Take each line containing "expenses" and report it exactly as written.

[Stored items]

━━━━━━

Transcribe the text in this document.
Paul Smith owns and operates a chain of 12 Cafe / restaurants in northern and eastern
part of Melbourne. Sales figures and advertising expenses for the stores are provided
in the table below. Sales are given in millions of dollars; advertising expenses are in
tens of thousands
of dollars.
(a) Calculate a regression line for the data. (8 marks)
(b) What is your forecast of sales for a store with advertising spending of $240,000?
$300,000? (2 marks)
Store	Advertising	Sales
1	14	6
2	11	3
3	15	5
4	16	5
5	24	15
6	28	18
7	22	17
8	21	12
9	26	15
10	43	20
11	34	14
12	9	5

━━━━━━

# COMPLETE OUTPUT
part of Melbourne. Sales figures and advertising expenses for the stores are provided
in the table below. Sales are given in millions of dollars; advertising expenses are in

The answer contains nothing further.